(Records that describe figures)
★ ★ ★

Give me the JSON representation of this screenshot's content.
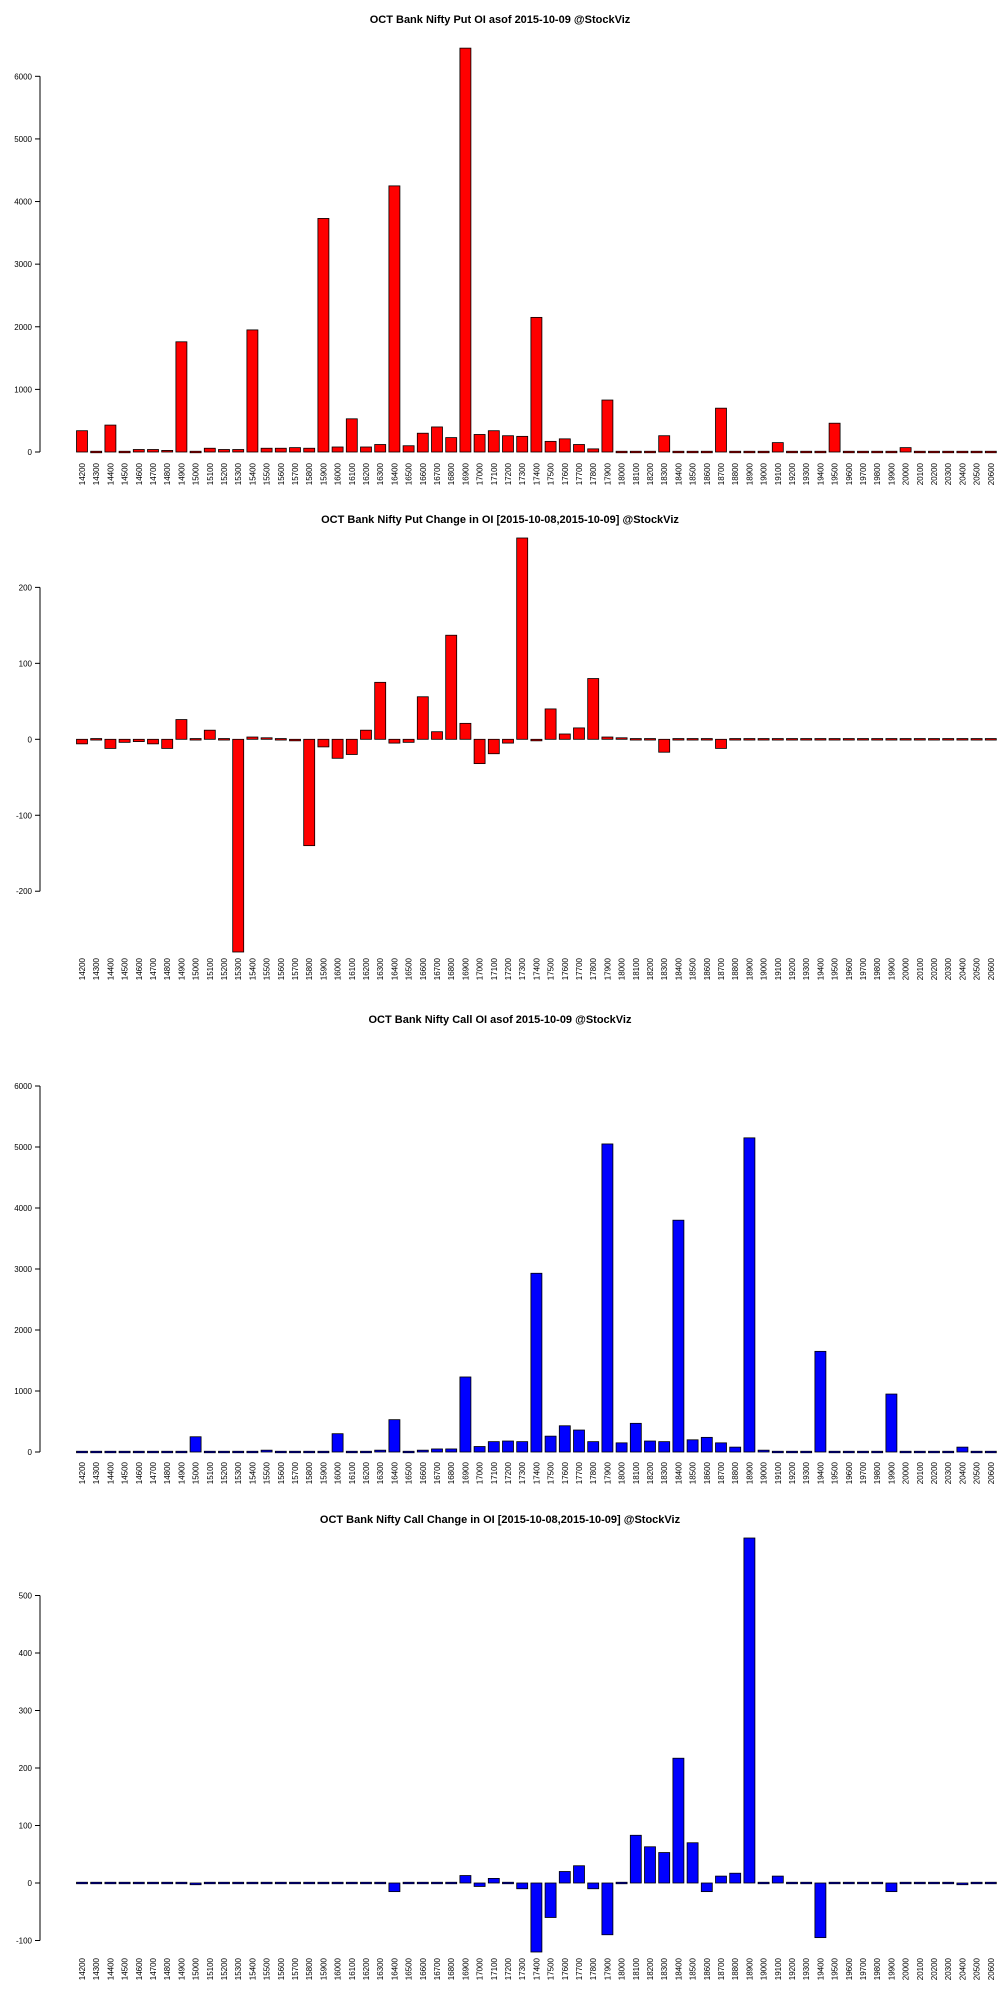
{
  "chart_data": [
    {
      "type": "bar",
      "title": "OCT Bank Nifty Put OI asof 2015-10-09 @StockViz",
      "fill": "#ff0000",
      "ylim": [
        0,
        6500
      ],
      "yticks": [
        0,
        1000,
        2000,
        3000,
        4000,
        5000,
        6000
      ],
      "categories": [
        "14200",
        "14300",
        "14400",
        "14500",
        "14600",
        "14700",
        "14800",
        "14900",
        "15000",
        "15100",
        "15200",
        "15300",
        "15400",
        "15500",
        "15600",
        "15700",
        "15800",
        "15900",
        "16000",
        "16100",
        "16200",
        "16300",
        "16400",
        "16500",
        "16600",
        "16700",
        "16800",
        "16900",
        "17000",
        "17100",
        "17200",
        "17300",
        "17400",
        "17500",
        "17600",
        "17700",
        "17800",
        "17900",
        "18000",
        "18100",
        "18200",
        "18300",
        "18400",
        "18500",
        "18600",
        "18700",
        "18800",
        "18900",
        "19000",
        "19100",
        "19200",
        "19300",
        "19400",
        "19500",
        "19600",
        "19700",
        "19800",
        "19900",
        "20000",
        "20100",
        "20200",
        "20300",
        "20400",
        "20500",
        "20600"
      ],
      "values": [
        340,
        10,
        430,
        20,
        40,
        40,
        25,
        1760,
        20,
        60,
        40,
        40,
        1950,
        60,
        60,
        70,
        60,
        3730,
        80,
        530,
        80,
        120,
        4250,
        100,
        300,
        400,
        230,
        6450,
        280,
        340,
        260,
        250,
        2150,
        170,
        210,
        120,
        50,
        830,
        10,
        20,
        10,
        260,
        10,
        10,
        10,
        700,
        10,
        10,
        10,
        150,
        10,
        10,
        10,
        460,
        10,
        10,
        10,
        10,
        70,
        0,
        0,
        0,
        0,
        0,
        0
      ]
    },
    {
      "type": "bar",
      "title": "OCT Bank Nifty Put Change in OI [2015-10-08,2015-10-09] @StockViz",
      "fill": "#ff0000",
      "ylim": [
        -280,
        265
      ],
      "yticks": [
        -200,
        -100,
        0,
        100,
        200
      ],
      "categories": [
        "14200",
        "14300",
        "14400",
        "14500",
        "14600",
        "14700",
        "14800",
        "14900",
        "15000",
        "15100",
        "15200",
        "15300",
        "15400",
        "15500",
        "15600",
        "15700",
        "15800",
        "15900",
        "16000",
        "16100",
        "16200",
        "16300",
        "16400",
        "16500",
        "16600",
        "16700",
        "16800",
        "16900",
        "17000",
        "17100",
        "17200",
        "17300",
        "17400",
        "17500",
        "17600",
        "17700",
        "17800",
        "17900",
        "18000",
        "18100",
        "18200",
        "18300",
        "18400",
        "18500",
        "18600",
        "18700",
        "18800",
        "18900",
        "19000",
        "19100",
        "19200",
        "19300",
        "19400",
        "19500",
        "19600",
        "19700",
        "19800",
        "19900",
        "20000",
        "20100",
        "20200",
        "20300",
        "20400",
        "20500",
        "20600"
      ],
      "values": [
        -6,
        0,
        -12,
        -4,
        -3,
        -6,
        -12,
        26,
        0,
        12,
        0,
        -280,
        3,
        2,
        -1,
        -2,
        -140,
        -10,
        -25,
        -20,
        12,
        75,
        -5,
        -4,
        56,
        10,
        137,
        21,
        -32,
        -19,
        -5,
        265,
        -2,
        40,
        7,
        15,
        80,
        3,
        2,
        0,
        0,
        -17,
        0,
        0,
        0,
        -12,
        0,
        0,
        0,
        0,
        0,
        0,
        0,
        0,
        0,
        0,
        0,
        0,
        0,
        0,
        0,
        0,
        0,
        0,
        0
      ]
    },
    {
      "type": "bar",
      "title": "OCT Bank Nifty Call OI asof 2015-10-09 @StockViz",
      "fill": "#0000ff",
      "ylim": [
        0,
        6000
      ],
      "yticks": [
        0,
        1000,
        2000,
        3000,
        4000,
        5000,
        6000
      ],
      "categories": [
        "14200",
        "14300",
        "14400",
        "14500",
        "14600",
        "14700",
        "14800",
        "14900",
        "15000",
        "15100",
        "15200",
        "15300",
        "15400",
        "15500",
        "15600",
        "15700",
        "15800",
        "15900",
        "16000",
        "16100",
        "16200",
        "16300",
        "16400",
        "16500",
        "16600",
        "16700",
        "16800",
        "16900",
        "17000",
        "17100",
        "17200",
        "17300",
        "17400",
        "17500",
        "17600",
        "17700",
        "17800",
        "17900",
        "18000",
        "18100",
        "18200",
        "18300",
        "18400",
        "18500",
        "18600",
        "18700",
        "18800",
        "18900",
        "19000",
        "19100",
        "19200",
        "19300",
        "19400",
        "19500",
        "19600",
        "19700",
        "19800",
        "19900",
        "20000",
        "20100",
        "20200",
        "20300",
        "20400",
        "20500",
        "20600"
      ],
      "values": [
        10,
        0,
        0,
        0,
        0,
        0,
        0,
        0,
        250,
        0,
        10,
        0,
        0,
        30,
        0,
        0,
        0,
        0,
        300,
        0,
        10,
        30,
        530,
        0,
        30,
        50,
        50,
        1230,
        90,
        170,
        180,
        170,
        2930,
        260,
        430,
        360,
        170,
        5050,
        150,
        470,
        180,
        170,
        3800,
        200,
        240,
        150,
        80,
        5150,
        30,
        10,
        0,
        0,
        1650,
        0,
        0,
        0,
        0,
        950,
        0,
        0,
        0,
        0,
        80,
        0,
        0
      ]
    },
    {
      "type": "bar",
      "title": "OCT Bank Nifty Call Change in OI [2015-10-08,2015-10-09] @StockViz",
      "fill": "#0000ff",
      "ylim": [
        -120,
        600
      ],
      "yticks": [
        -100,
        0,
        100,
        200,
        300,
        400,
        500
      ],
      "categories": [
        "14200",
        "14300",
        "14400",
        "14500",
        "14600",
        "14700",
        "14800",
        "14900",
        "15000",
        "15100",
        "15200",
        "15300",
        "15400",
        "15500",
        "15600",
        "15700",
        "15800",
        "15900",
        "16000",
        "16100",
        "16200",
        "16300",
        "16400",
        "16500",
        "16600",
        "16700",
        "16800",
        "16900",
        "17000",
        "17100",
        "17200",
        "17300",
        "17400",
        "17500",
        "17600",
        "17700",
        "17800",
        "17900",
        "18000",
        "18100",
        "18200",
        "18300",
        "18400",
        "18500",
        "18600",
        "18700",
        "18800",
        "18900",
        "19000",
        "19100",
        "19200",
        "19300",
        "19400",
        "19500",
        "19600",
        "19700",
        "19800",
        "19900",
        "20000",
        "20100",
        "20200",
        "20300",
        "20400",
        "20500",
        "20600"
      ],
      "values": [
        0,
        0,
        0,
        0,
        0,
        0,
        0,
        0,
        -3,
        0,
        0,
        0,
        0,
        0,
        0,
        0,
        0,
        0,
        0,
        0,
        0,
        0,
        -15,
        0,
        -2,
        0,
        2,
        13,
        -6,
        8,
        -2,
        -10,
        -120,
        -60,
        20,
        30,
        -10,
        -90,
        2,
        83,
        63,
        53,
        217,
        70,
        -15,
        12,
        17,
        600,
        0,
        12,
        0,
        0,
        -95,
        0,
        0,
        0,
        0,
        -15,
        0,
        0,
        0,
        0,
        -3,
        0,
        0
      ]
    }
  ]
}
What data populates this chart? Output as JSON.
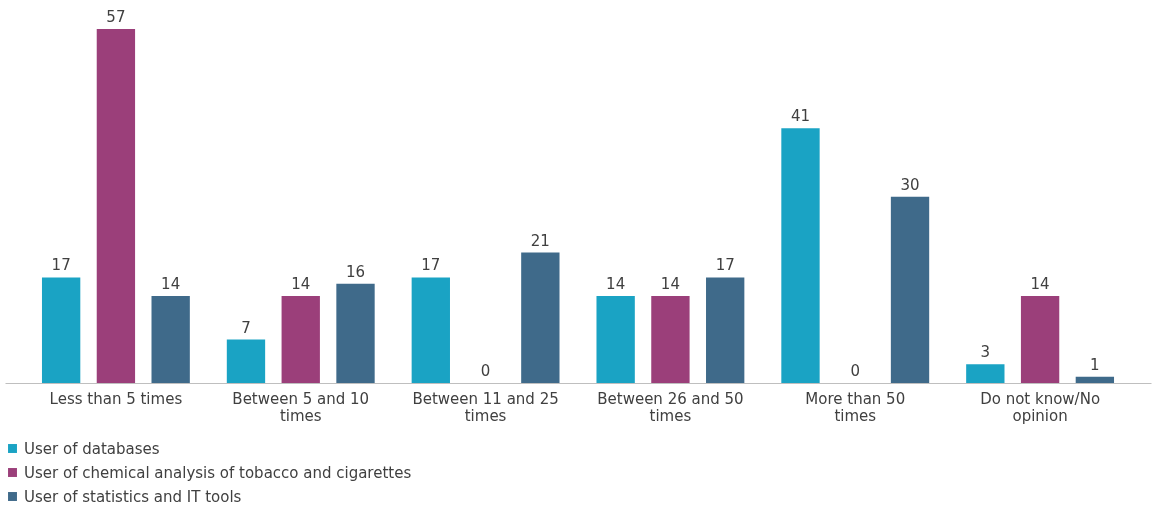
{
  "chart_data": {
    "type": "bar",
    "categories": [
      "Less than 5 times",
      "Between 5 and 10 times",
      "Between 11 and 25 times",
      "Between 26 and 50 times",
      "More than 50 times",
      "Do not know/No opinion"
    ],
    "series": [
      {
        "name": "User of databases",
        "color": "#1aa3c4",
        "values": [
          17,
          7,
          17,
          14,
          41,
          3
        ]
      },
      {
        "name": "User of chemical analysis of tobacco and cigarettes",
        "color": "#9b3f7a",
        "values": [
          57,
          14,
          0,
          14,
          0,
          14
        ]
      },
      {
        "name": "User of statistics and IT tools",
        "color": "#3f6a8a",
        "values": [
          14,
          16,
          21,
          17,
          30,
          1
        ]
      }
    ],
    "data_labels": true,
    "legend": "bottom",
    "grid": false
  }
}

★ ★ ★

BRIEF> List all lines in the material containing the string "User".

SOLUTION BELOW>
        "name": "User of databases",
        "name": "User of chemical analysis of tobacco and cigarettes",
        "name": "User of statistics and IT tools",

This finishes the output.